Dataset items
-----

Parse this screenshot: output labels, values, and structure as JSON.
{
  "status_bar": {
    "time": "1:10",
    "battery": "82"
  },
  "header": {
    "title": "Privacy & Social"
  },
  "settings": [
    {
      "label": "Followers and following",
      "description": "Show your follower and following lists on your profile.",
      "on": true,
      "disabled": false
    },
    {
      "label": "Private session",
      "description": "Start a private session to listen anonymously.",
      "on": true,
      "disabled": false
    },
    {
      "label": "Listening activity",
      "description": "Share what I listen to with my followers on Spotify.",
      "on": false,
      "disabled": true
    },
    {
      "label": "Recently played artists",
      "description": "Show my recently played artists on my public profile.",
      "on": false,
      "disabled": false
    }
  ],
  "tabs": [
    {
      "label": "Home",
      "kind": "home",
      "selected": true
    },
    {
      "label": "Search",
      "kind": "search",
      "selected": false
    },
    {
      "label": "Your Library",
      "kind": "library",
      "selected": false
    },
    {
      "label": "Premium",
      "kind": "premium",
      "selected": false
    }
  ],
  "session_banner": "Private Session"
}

-----

Written problem:
Across the entries, how many lines contain "true"? Reply with the number only.

Solution:
4